▶ **STATED GOAL**
Report how many lines hold the word "durée"; give nothing but the number.

Dataset items
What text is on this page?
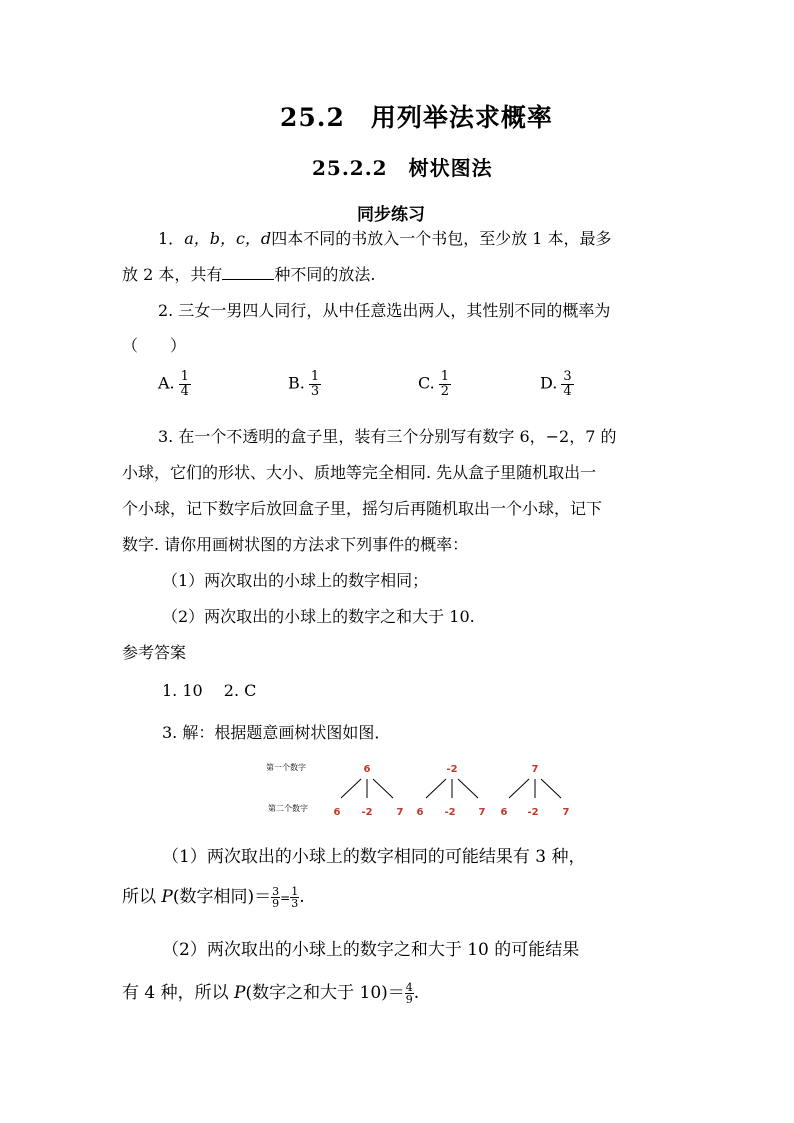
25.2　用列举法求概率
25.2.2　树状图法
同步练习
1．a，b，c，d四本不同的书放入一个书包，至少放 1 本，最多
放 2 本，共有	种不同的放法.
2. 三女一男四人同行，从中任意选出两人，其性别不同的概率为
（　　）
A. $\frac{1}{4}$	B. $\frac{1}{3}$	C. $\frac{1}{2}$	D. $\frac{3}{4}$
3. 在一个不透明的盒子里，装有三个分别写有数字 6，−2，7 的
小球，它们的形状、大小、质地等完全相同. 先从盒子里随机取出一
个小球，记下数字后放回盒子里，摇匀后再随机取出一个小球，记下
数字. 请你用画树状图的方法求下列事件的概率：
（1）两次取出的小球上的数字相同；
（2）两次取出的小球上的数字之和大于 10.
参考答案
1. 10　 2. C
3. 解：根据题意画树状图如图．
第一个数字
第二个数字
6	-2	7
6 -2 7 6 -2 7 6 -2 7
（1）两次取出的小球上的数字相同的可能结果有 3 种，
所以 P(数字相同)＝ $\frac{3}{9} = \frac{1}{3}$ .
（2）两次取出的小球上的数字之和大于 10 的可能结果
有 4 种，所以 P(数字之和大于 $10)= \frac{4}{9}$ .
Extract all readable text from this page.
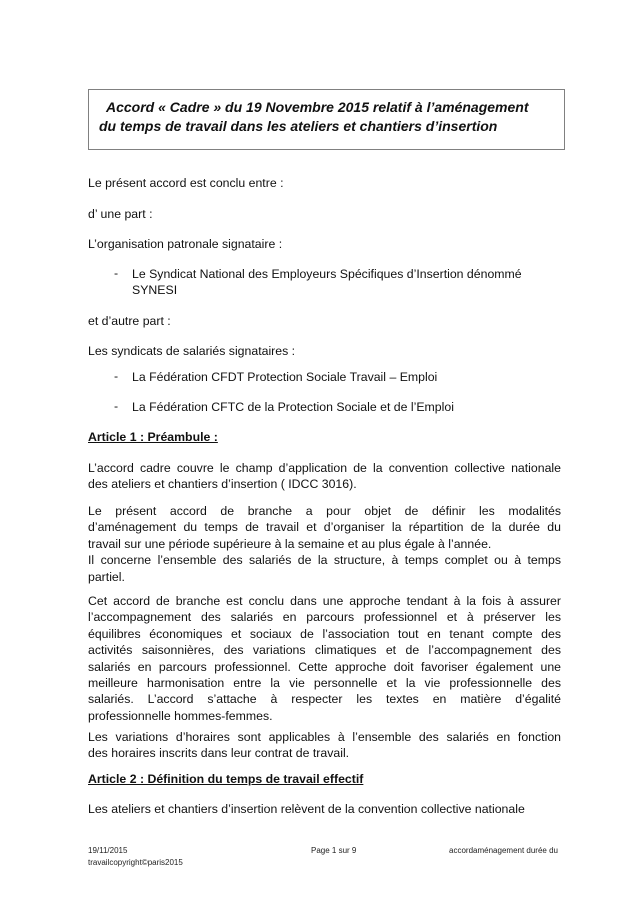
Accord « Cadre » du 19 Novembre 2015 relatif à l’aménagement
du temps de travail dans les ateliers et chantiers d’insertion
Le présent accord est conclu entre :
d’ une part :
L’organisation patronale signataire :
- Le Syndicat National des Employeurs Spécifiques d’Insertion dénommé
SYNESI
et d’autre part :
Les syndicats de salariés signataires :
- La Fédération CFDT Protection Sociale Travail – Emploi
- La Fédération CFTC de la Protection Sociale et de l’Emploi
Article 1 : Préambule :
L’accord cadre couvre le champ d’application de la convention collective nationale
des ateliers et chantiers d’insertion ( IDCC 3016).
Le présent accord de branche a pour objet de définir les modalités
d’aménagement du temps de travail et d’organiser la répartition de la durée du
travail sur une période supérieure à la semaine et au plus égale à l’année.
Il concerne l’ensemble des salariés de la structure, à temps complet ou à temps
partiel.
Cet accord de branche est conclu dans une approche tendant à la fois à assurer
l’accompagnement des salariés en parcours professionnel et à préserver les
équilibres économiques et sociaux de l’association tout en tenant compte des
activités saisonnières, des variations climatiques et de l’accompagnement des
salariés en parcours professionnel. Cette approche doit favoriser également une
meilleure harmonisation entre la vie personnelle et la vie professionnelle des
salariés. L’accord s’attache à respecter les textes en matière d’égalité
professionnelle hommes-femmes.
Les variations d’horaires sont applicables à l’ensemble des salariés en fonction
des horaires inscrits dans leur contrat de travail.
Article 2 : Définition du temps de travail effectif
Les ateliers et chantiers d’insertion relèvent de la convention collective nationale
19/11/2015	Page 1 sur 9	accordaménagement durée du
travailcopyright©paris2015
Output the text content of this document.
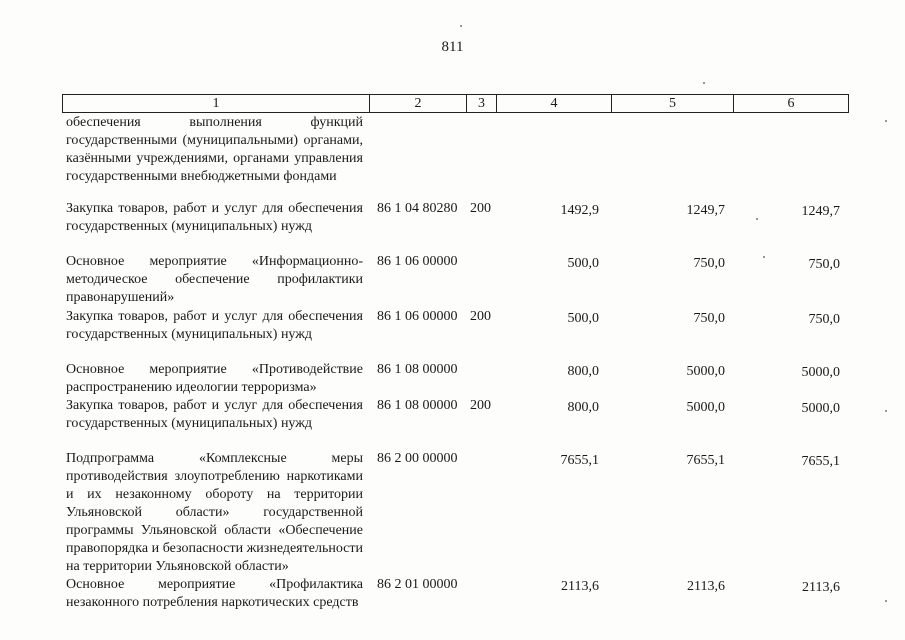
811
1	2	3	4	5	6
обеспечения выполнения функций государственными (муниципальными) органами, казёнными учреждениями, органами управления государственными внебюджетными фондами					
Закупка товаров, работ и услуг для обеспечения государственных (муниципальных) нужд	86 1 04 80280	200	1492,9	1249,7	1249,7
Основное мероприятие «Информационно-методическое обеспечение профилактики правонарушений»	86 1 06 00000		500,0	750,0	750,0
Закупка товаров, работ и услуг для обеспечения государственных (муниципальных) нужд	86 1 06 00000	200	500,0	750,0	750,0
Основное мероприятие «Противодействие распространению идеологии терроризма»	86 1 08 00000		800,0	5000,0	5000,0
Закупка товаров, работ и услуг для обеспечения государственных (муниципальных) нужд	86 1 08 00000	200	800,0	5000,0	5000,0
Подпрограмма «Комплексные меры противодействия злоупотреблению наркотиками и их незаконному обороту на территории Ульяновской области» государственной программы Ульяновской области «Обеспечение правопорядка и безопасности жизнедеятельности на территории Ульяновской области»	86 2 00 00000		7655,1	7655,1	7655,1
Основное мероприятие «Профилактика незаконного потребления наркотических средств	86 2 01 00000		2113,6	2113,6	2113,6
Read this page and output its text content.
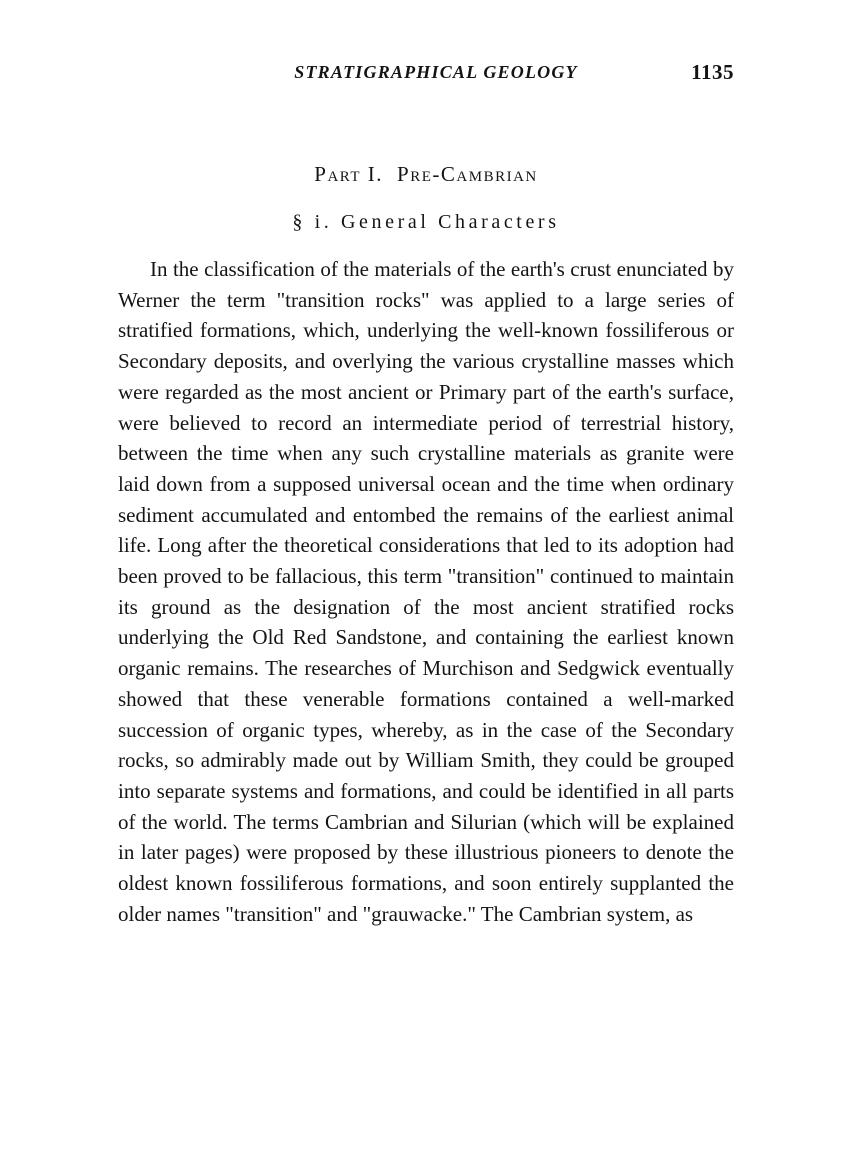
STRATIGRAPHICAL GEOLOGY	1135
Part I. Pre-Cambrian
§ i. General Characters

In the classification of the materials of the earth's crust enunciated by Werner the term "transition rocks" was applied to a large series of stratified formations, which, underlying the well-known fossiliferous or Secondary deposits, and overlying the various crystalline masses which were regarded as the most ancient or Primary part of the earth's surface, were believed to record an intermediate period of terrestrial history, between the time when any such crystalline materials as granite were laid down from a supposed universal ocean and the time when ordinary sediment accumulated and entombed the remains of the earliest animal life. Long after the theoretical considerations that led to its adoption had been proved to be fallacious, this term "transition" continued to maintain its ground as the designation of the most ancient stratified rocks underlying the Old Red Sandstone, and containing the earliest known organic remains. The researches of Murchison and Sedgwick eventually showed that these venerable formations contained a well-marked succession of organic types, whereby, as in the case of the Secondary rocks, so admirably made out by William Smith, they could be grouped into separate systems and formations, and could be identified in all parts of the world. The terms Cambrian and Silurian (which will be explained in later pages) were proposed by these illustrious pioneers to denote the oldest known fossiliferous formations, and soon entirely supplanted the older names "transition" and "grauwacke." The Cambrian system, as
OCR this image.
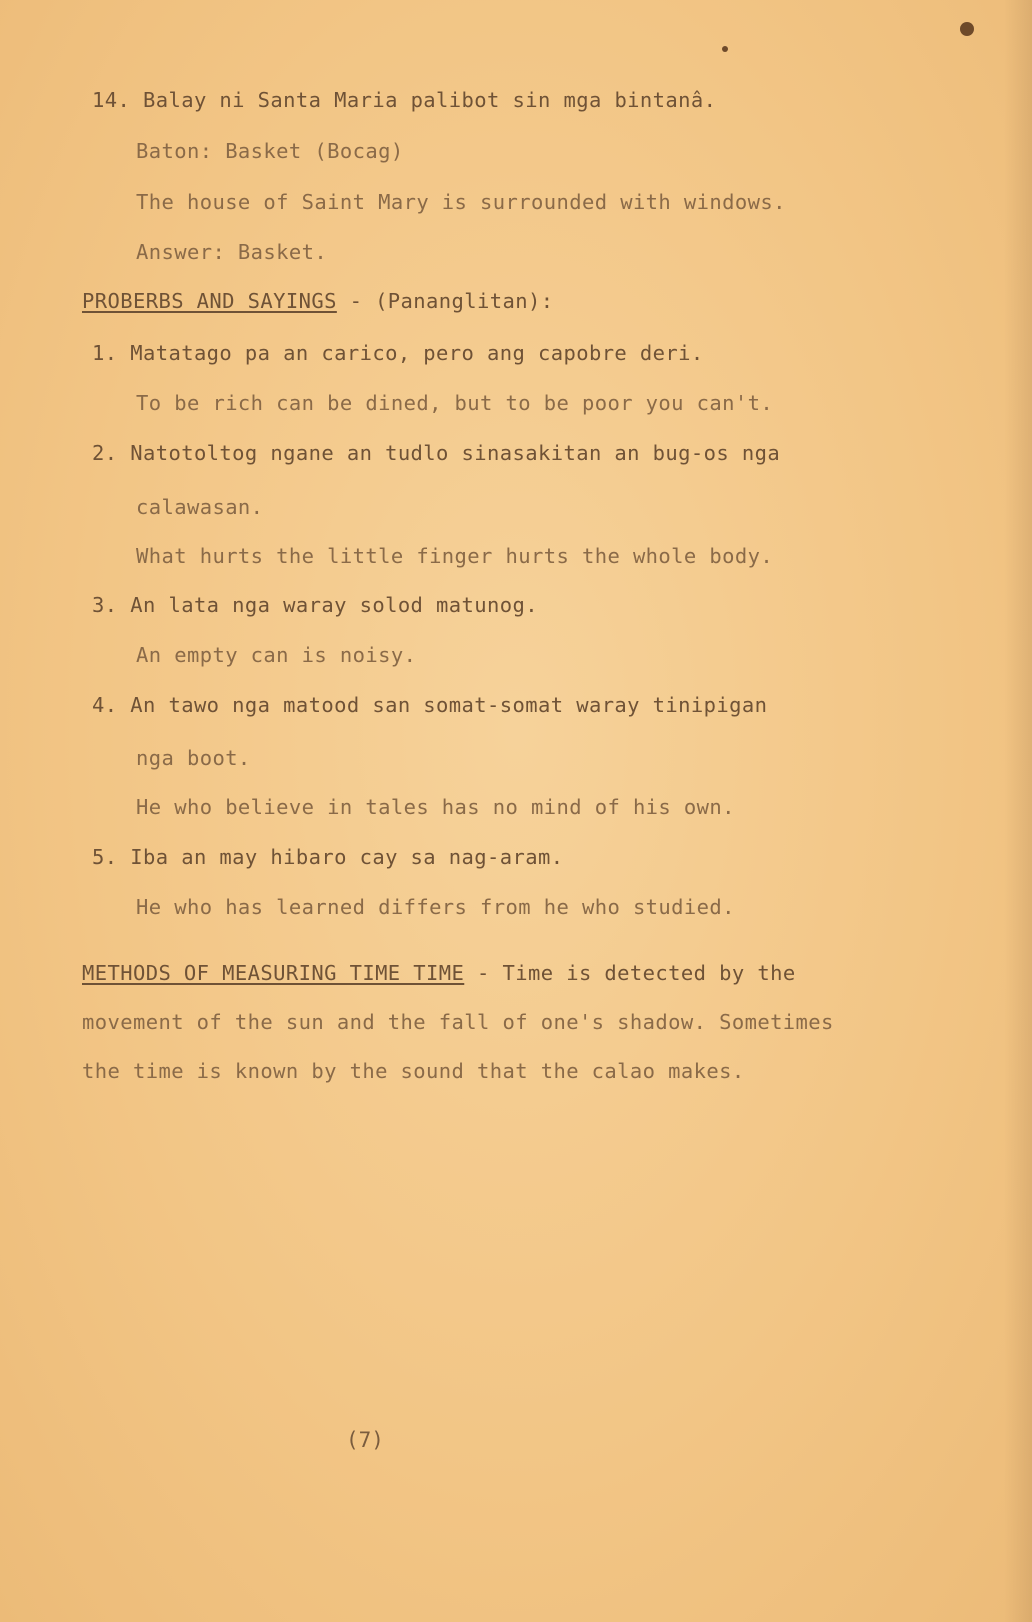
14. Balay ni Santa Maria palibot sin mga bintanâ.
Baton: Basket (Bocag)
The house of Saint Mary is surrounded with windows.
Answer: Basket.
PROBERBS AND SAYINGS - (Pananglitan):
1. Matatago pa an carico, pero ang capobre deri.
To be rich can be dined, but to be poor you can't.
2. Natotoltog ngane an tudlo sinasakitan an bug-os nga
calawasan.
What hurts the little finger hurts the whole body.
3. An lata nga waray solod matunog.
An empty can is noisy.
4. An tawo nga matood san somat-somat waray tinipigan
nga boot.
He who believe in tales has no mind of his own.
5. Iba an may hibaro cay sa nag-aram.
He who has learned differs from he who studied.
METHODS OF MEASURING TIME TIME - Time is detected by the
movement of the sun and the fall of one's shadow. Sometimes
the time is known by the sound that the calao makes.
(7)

▶ **CORRECT RESULT**
2